_Entries_

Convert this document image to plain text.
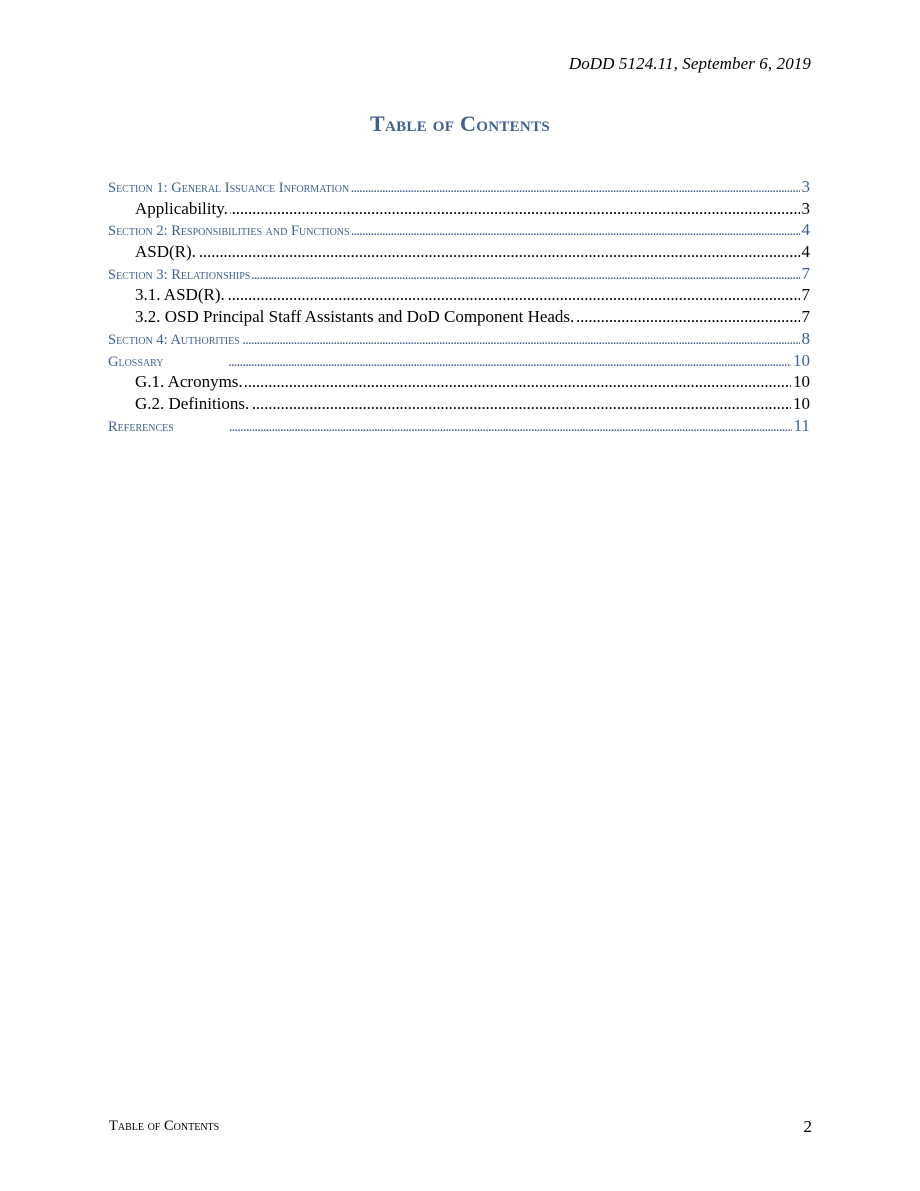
DoDD 5124.11, September 6, 2019
Table of Contents
Section 1: General Issuance Information . . .	3
Applicability. . . .	3
Section 2: Responsibilities and Functions . . .	4
ASD(R). . . .	4
Section 3: Relationships . . .	7
3.1. ASD(R). . . .	7
3.2. OSD Principal Staff Assistants and DoD Component Heads. . . .	7
Section 4: Authorities . . .	8
Glossary . . .	10
G.1. Acronyms. . . .	10
G.2. Definitions. . . .	10
References . . .	11
Table of Contents	2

_What this task involves_
Report the number of lines in the entries above that include the word "Table" and add nothing to it.

_The result_
2